▶ **Exercise A**: Reproduce the voting-methods post from "2012/2/2 Raph Frank" to "as equally liked less or disliked.", substituting "contender" for "candidate".
▶ **Exercise B**: Please continue the voting-methods post from the point where it stops.
---------- Text segment
[EM] [CES #4431] Looking at Condorcet

Jameson Quinn jameson.quinn at gmail.com
Thu Feb 2 04:45:30 PST 2012


For combined systems, I definitely prefer Abd's suggestion: vote a Range
ballot, count it by various rules, and if the winner by the different rules
does not agree, hold a runoff. In most cases, it would agree; and in the
rest, a runoff would be a worthwhile second look at the best candidates,
not a timewasting requirement to repeat a determination already given.

Jameson

2012/2/2 Raph Frank <raphfrk at gmail.com>

> On Thu, Feb 2, 2012 at 3:22 AM, Dave Ketchum <davek at clarityconnect.com>
> wrote:
> > Voter can vote as in:
> > .     FPTP, ranking the single candidate liked best, and treating all
> others
> > as equally liked less or disliked.
> > .     Approval, ranking those equally liked best, and treating all
> others as
> > equally liked less or disliked.
> > .     IRV, giving each voted for a different rank, with higher ranks for
> > those liked best, and realizing that IRV vote counters would read only as
> > many of the higher rankings as needed to make their decisions.
> > .     Condorcet, ranking the one or more liked, using higher ranks for
> those
> > liked best, and ranking equally when more than one are liked equally.
>
> You can combine all of those methods (though not IRV) into a
> super-ballot.  I think this was suggested on this list at some point.
>
> Basically, you give each candidate a rating, but fractional rankings
> are allowed.
--------------------
---------- Recorded information
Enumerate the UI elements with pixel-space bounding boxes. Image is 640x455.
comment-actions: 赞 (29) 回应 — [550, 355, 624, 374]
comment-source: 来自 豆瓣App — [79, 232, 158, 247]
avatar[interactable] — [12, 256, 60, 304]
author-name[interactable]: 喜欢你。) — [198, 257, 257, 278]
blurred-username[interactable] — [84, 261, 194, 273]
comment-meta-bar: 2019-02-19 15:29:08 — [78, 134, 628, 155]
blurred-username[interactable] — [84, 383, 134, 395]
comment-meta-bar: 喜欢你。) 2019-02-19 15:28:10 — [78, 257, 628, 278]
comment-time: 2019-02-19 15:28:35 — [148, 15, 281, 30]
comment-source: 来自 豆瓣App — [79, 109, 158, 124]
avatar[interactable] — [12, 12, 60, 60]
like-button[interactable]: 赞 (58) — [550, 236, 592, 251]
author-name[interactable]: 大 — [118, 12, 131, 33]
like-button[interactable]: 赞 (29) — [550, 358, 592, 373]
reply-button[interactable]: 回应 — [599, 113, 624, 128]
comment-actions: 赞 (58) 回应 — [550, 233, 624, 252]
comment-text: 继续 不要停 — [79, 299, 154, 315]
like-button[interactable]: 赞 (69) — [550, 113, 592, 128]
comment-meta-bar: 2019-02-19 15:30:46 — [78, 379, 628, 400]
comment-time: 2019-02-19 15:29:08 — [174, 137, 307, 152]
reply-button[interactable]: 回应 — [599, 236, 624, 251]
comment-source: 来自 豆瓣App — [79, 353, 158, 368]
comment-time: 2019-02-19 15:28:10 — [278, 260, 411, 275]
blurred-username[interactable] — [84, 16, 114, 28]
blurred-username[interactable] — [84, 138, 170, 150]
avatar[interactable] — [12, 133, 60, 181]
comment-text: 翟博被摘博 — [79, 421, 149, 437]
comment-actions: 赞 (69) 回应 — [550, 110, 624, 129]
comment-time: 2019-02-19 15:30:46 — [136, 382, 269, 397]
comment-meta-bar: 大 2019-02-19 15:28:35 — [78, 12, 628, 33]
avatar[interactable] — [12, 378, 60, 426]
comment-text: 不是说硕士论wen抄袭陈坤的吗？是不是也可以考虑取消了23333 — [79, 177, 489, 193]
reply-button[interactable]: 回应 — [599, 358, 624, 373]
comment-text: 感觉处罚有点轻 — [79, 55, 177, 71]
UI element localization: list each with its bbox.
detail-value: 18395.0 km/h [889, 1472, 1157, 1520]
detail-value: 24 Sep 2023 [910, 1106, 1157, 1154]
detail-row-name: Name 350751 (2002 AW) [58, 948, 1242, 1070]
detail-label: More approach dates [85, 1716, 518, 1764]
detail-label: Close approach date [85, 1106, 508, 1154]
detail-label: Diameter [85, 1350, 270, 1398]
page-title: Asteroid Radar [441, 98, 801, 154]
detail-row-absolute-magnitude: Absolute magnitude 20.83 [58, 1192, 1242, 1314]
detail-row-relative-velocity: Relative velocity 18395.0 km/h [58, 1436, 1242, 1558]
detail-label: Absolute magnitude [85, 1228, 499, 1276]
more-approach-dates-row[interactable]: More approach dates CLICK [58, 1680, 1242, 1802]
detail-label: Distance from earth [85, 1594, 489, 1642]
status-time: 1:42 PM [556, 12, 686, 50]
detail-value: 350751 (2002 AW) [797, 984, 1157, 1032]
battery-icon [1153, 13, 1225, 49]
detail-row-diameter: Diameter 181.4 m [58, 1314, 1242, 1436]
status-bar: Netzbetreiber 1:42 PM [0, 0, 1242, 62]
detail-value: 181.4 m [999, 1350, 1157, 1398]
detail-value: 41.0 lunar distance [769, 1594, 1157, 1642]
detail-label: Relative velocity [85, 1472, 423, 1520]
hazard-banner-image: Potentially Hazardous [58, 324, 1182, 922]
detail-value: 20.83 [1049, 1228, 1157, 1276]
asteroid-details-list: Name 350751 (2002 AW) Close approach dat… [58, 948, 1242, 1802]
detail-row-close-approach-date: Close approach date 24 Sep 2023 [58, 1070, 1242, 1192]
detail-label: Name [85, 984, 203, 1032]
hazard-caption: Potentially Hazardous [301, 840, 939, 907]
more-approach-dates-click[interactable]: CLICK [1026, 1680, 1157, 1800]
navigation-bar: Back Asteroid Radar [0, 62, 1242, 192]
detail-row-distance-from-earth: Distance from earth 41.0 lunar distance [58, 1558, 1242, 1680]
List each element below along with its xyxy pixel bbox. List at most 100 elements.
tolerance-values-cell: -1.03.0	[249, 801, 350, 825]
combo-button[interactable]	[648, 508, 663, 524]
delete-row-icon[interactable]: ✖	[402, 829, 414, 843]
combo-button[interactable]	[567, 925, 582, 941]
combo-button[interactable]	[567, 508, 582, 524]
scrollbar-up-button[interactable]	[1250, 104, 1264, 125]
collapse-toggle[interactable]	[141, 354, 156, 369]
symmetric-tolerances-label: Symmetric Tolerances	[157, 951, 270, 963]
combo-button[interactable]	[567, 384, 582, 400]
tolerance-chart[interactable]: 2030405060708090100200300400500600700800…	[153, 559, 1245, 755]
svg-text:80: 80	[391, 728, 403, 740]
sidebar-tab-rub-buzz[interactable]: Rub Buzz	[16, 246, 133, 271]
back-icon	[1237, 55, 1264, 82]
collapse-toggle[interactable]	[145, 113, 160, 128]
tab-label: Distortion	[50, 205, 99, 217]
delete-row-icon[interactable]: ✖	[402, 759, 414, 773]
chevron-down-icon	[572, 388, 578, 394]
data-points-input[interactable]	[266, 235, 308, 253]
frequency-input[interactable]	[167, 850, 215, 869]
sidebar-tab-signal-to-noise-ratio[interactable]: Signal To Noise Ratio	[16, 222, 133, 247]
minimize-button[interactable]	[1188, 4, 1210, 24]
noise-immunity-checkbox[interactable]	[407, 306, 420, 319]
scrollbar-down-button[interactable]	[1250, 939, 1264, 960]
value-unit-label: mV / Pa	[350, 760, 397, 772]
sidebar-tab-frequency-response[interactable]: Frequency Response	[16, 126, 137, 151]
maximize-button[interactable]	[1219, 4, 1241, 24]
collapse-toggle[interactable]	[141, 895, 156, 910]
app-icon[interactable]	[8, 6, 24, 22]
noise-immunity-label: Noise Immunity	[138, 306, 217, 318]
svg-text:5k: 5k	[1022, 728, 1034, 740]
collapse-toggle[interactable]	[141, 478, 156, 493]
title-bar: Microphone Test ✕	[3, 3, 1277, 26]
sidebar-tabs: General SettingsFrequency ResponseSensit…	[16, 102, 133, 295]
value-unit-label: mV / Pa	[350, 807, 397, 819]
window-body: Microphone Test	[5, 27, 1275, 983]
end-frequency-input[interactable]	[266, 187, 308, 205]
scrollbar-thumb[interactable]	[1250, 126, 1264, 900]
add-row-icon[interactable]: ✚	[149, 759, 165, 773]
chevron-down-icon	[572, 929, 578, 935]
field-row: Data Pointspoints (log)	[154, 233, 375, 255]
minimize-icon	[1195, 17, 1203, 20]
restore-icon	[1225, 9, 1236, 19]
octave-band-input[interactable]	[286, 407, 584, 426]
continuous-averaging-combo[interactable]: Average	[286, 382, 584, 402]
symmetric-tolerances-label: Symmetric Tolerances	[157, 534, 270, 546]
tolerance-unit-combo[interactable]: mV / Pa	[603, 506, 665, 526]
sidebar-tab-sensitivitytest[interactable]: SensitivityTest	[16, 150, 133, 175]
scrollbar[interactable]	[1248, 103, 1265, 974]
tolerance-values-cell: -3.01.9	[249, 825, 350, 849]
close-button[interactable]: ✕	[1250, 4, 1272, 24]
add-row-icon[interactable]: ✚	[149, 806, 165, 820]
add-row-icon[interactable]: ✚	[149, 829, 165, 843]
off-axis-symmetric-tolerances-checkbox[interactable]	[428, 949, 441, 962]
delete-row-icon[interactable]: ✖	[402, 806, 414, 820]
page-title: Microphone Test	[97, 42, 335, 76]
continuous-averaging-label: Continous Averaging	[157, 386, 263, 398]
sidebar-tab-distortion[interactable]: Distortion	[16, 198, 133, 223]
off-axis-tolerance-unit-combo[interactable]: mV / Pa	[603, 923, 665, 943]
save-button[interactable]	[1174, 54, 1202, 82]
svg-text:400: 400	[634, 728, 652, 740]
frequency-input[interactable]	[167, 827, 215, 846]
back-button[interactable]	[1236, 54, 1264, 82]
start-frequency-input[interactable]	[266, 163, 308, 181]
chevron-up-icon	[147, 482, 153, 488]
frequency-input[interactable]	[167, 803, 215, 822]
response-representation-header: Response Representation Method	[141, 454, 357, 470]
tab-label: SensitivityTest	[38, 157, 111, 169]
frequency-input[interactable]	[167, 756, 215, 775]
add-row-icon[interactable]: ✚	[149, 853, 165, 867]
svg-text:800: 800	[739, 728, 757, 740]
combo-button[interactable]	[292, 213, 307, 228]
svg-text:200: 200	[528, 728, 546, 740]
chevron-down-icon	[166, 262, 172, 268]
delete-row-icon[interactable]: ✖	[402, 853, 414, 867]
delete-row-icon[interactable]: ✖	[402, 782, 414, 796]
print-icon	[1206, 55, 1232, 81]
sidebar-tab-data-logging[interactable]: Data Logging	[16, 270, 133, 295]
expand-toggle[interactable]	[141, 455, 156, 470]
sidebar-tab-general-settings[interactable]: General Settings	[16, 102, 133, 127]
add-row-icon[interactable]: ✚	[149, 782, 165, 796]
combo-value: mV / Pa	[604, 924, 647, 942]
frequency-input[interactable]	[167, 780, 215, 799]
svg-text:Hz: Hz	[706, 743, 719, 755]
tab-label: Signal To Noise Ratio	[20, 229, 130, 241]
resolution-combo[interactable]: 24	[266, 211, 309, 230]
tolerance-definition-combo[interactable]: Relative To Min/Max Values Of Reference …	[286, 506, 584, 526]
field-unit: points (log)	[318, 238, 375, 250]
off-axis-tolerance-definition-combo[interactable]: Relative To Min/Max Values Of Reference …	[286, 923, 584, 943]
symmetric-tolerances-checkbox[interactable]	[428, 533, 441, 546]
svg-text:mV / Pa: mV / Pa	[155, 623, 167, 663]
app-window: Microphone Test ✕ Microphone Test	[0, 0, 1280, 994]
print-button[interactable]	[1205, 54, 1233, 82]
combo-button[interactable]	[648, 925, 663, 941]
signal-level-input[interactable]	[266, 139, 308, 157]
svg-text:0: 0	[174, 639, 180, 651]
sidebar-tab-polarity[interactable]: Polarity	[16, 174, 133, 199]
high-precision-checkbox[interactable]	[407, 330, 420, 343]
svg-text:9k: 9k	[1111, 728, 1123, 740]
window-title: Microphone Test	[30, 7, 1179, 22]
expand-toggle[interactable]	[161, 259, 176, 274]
--------------------
▶ **Task response A**:
2012/2/2 Raph Frank <raphfrk at gmail.com>

> On Thu, Feb 2, 2012 at 3:22 AM, Dave Ketchum <davek at clarityconnect.com>
> wrote:
> > Voter can vote as in:
> > .     FPTP, ranking the single contender liked best, and treating all
> others
> > as equally liked less or disliked.

▶ **Task response B**:
>
> You then construct the condorcet matrix.  If a voter ranks A as 1 and
> B as 1.5, then that counts as half a vote for A over B.
>
> However, if the voter votes A as 1 and B as 5, then that only counts
> as 1 vote for A over B, since each voter gets a maximum of 1 vote.
>
> Ranked candidates are considered preferred by a full vote over unranked.
>
> This allows the voters to decide which method to use.
>
> Condorcet
> - just rank the candidates in order of your choice, equals allowed
>
> Approval
> - rank approved candidates as 1
>
> Range/Scorevoting
> - rank all candidates from 0 to 1 (0 = favorite)
>
> Each voter could decide, without one group having much more power than
> others.
>
> Abstains aren't handled that well.  Scorevoting assumes that they
> should have no effect.
>
> In theory, the rule could be that if a candidate is not ranked, then
> no preference ordering is assumed.  The ballot would have a zero for
> all comparisons relative to that candidate.
>
> However, that is a lot of hassle, maybe there could be a box to
> indicate how you want unranked candidates handled.  Do you want them
> equal lowest rank, or abstain.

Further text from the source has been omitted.